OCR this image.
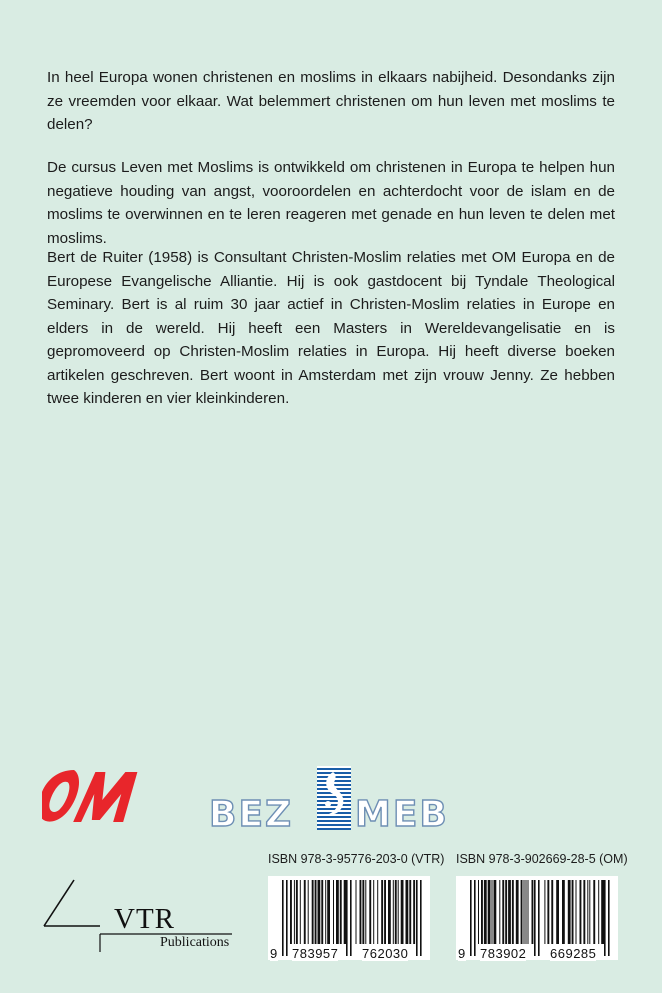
In heel Europa wonen christenen en moslims in elkaars nabijheid. Desondanks zijn ze vreemden voor elkaar. Wat belemmert christenen om hun leven met moslims te delen?

De cursus Leven met Moslims is ontwikkeld om christenen in Europa te helpen hun negatieve houding van angst, vooroordelen en achterdocht voor de islam en de moslims te overwinnen en te leren reageren met genade en hun leven te delen met moslims.

Bert de Ruiter (1958) is Consultant Christen-Moslim relaties met OM Europa en de Europese Evangelische Alliantie. Hij is ook gastdocent bij Tyndale Theological Seminary. Bert is al ruim 30 jaar actief in Christen-Moslim relaties in Europe en elders in de wereld. Hij heeft een Masters in Wereldevangelisatie en is gepromoveerd op Christen-Moslim relaties in Europa. Hij heeft diverse boeken artikelen geschreven. Bert woont in Amsterdam met zijn vrouw Jenny. Ze hebben twee kinderen en vier kleinkinderen.

BEZ MEB
VTR
Publications
ISBN 978-3-95776-203-0 (VTR) ISBN 978-3-902669-28-5 (OM)
9 783957 762030	9 783902 669285
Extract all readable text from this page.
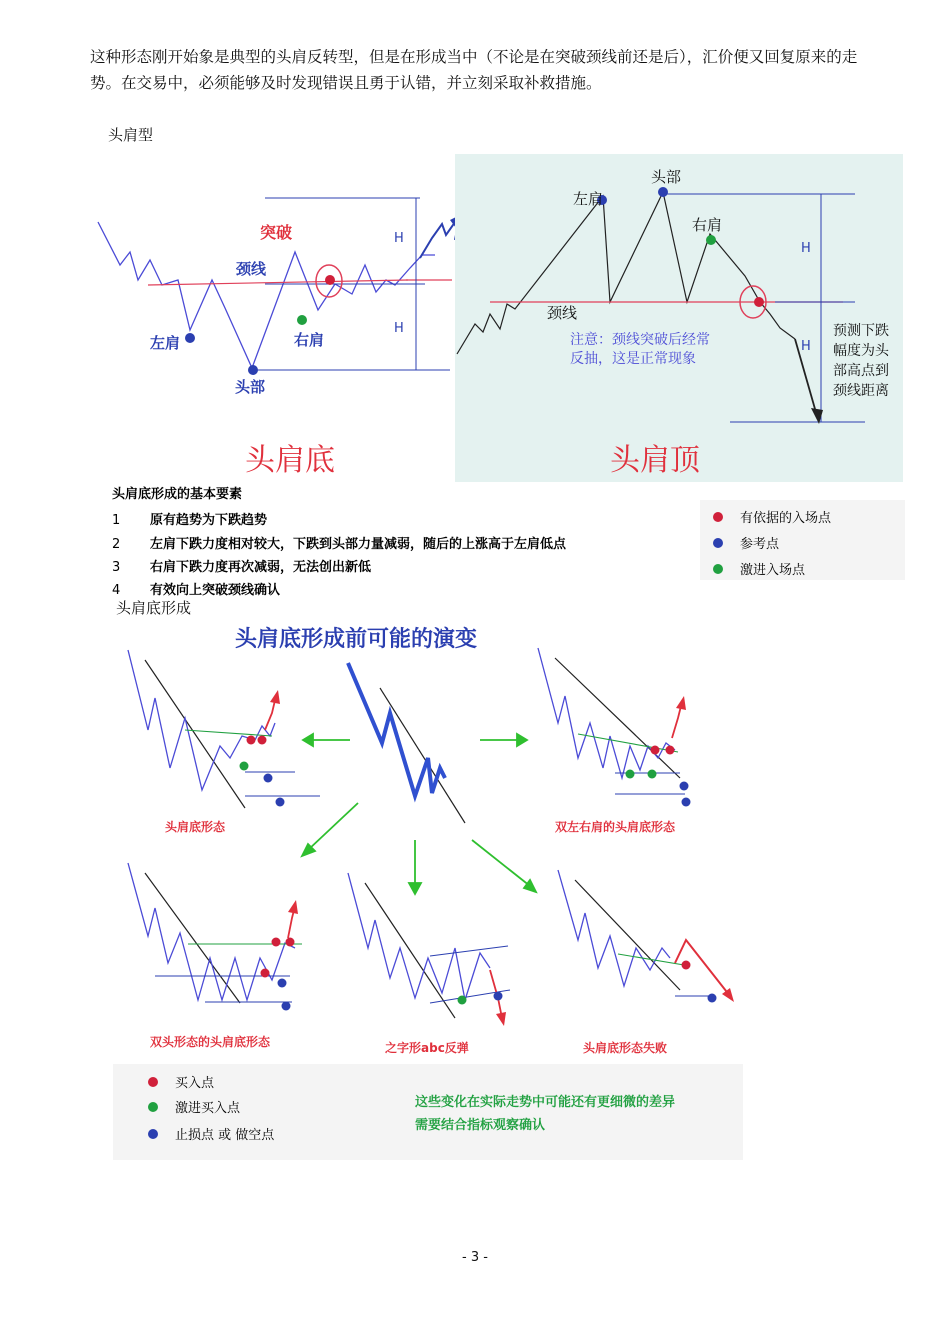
这种形态刚开始象是典型的头肩反转型，但是在形成当中（不论是在突破颈线前还是后），汇价便又回复原来的走势。在交易中，必须能够及时发现错误且勇于认错，并立刻采取补救措施。
头肩型
H
H
突破
颈线
左肩	右肩
头部
头肩底
H
H
左肩
头部
右肩
颈线
注意：颈线突破后经常
反抽，这是正常现象
预测下跌
幅度为头
部高点到
颈线距离
头肩顶
头肩底形成的基本要素
1 原有趋势为下跌趋势
2 左肩下跌力度相对较大，下跌到头部力量减弱，随后的上涨高于左肩低点
3 右肩下跌力度再次减弱，无法创出新低
4 有效向上突破颈线确认
有依据的入场点
参考点
激进入场点
头肩底形成
头肩底形成前可能的演变
头肩底形态	双左右肩的头肩底形态
双头形态的头肩底形态	之字形abc反弹	头肩底形态失败
买入点
激进买入点
止损点 或 做空点
这些变化在实际走势中可能还有更细微的差异
需要结合指标观察确认
- 3 -
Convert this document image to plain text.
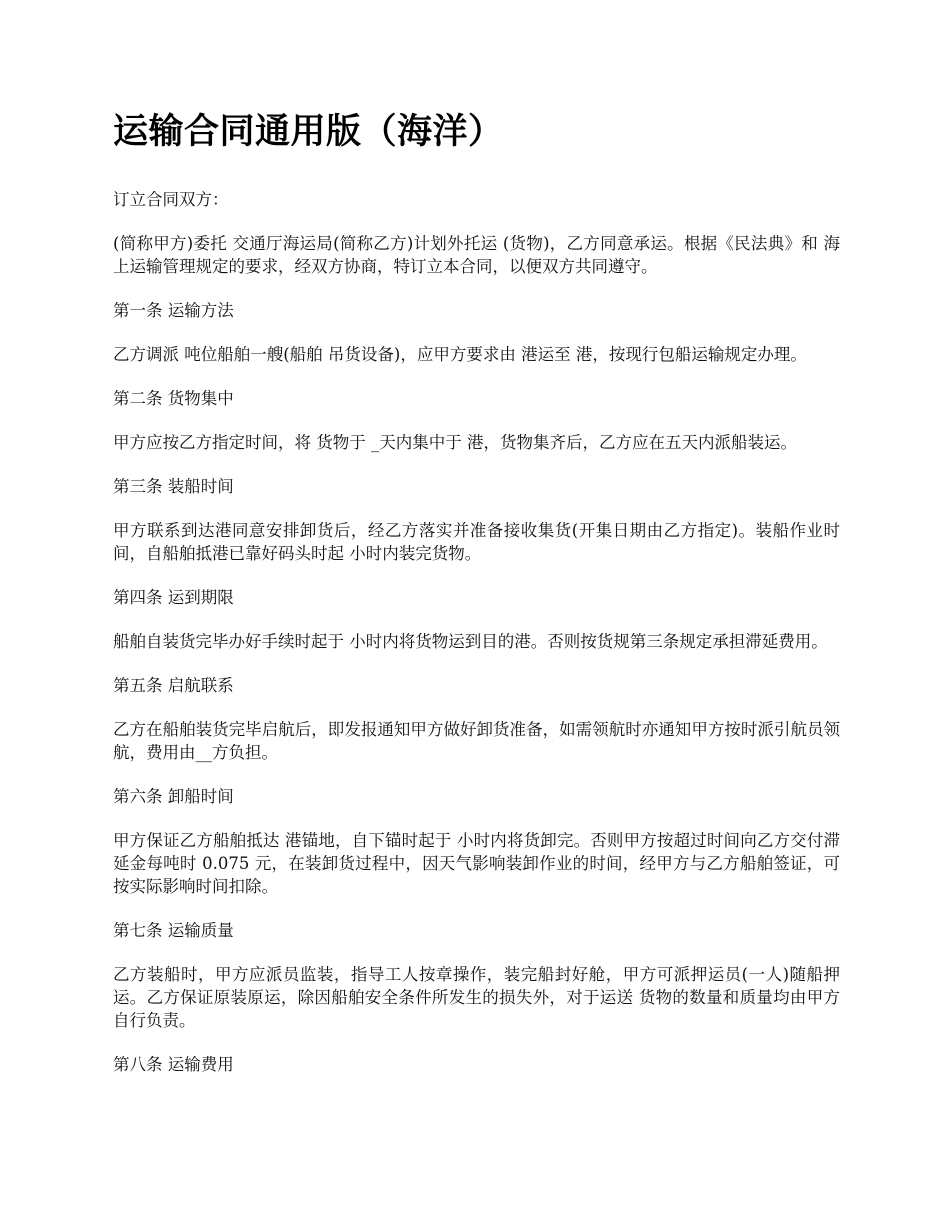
运输合同通用版（海洋）

订立合同双方：

(简称甲方)委托 交通厅海运局(简称乙方)计划外托运 (货物)，乙方同意承运。根据《民法典》和 海上运输管理规定的要求，经双方协商，特订立本合同，以便双方共同遵守。

第一条 运输方法

乙方调派 吨位船舶一艘(船舶 吊货设备)，应甲方要求由 港运至 港，按现行包船运输规定办理。

第二条 货物集中

甲方应按乙方指定时间，将 货物于 _天内集中于 港，货物集齐后，乙方应在五天内派船装运。

第三条 装船时间

甲方联系到达港同意安排卸货后，经乙方落实并准备接收集货(开集日期由乙方指定)。装船作业时间，自船舶抵港已靠好码头时起 小时内装完货物。

第四条 运到期限

船舶自装货完毕办好手续时起于 小时内将货物运到目的港。否则按货规第三条规定承担滞延费用。

第五条 启航联系

乙方在船舶装货完毕启航后，即发报通知甲方做好卸货准备，如需领航时亦通知甲方按时派引航员领航，费用由__方负担。

第六条 卸船时间

甲方保证乙方船舶抵达 港锚地，自下锚时起于 小时内将货卸完。否则甲方按超过时间向乙方交付滞延金每吨时 0.075 元，在装卸货过程中，因天气影响装卸作业的时间，经甲方与乙方船舶签证，可按实际影响时间扣除。

第七条 运输质量

乙方装船时，甲方应派员监装，指导工人按章操作，装完船封好舱，甲方可派押运员(一人)随船押运。乙方保证原装原运，除因船舶安全条件所发生的损失外，对于运送 货物的数量和质量均由甲方自行负责。

第八条 运输费用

#### [DO THIS]
Search the preceding listing for "leven" and extract every line where it is found.

#### [EXERCISE RESPONSE]
In heel Europa wonen christenen en moslims in elkaars nabijheid. Desondanks zijn ze vreemden voor elkaar. Wat belemmert christenen om hun leven met moslims te delen?
De cursus Leven met Moslims is ontwikkeld om christenen in Europa te helpen hun negatieve houding van angst, vooroordelen en achterdocht voor de islam en de moslims te overwinnen en te leren reageren met genade en hun leven te delen met moslims.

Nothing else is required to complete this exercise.